**TASK BRIEF**
Check each line of the listing for the word "text" and give only the number of lines that have it.

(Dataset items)
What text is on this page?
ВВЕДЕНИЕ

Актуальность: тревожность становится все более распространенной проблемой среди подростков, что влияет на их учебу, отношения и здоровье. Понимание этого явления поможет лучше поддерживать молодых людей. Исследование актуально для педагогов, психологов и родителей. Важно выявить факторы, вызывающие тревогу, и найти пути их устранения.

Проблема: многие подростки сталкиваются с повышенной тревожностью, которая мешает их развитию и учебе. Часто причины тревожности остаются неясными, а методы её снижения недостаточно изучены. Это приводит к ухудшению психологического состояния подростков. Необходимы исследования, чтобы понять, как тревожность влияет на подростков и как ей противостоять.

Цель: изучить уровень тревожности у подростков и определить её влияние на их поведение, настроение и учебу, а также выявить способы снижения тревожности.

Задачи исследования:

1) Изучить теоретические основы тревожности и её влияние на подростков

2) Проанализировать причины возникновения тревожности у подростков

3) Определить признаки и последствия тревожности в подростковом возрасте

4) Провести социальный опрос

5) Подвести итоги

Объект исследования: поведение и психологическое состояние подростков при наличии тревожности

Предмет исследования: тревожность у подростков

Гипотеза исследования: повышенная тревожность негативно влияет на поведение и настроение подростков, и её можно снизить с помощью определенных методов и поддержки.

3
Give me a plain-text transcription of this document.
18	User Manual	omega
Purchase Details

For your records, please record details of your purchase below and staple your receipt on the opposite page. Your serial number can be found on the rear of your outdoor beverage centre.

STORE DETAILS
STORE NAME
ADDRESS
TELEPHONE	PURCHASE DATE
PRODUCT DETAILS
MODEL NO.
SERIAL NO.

**WRITTEN SOLUTION**
2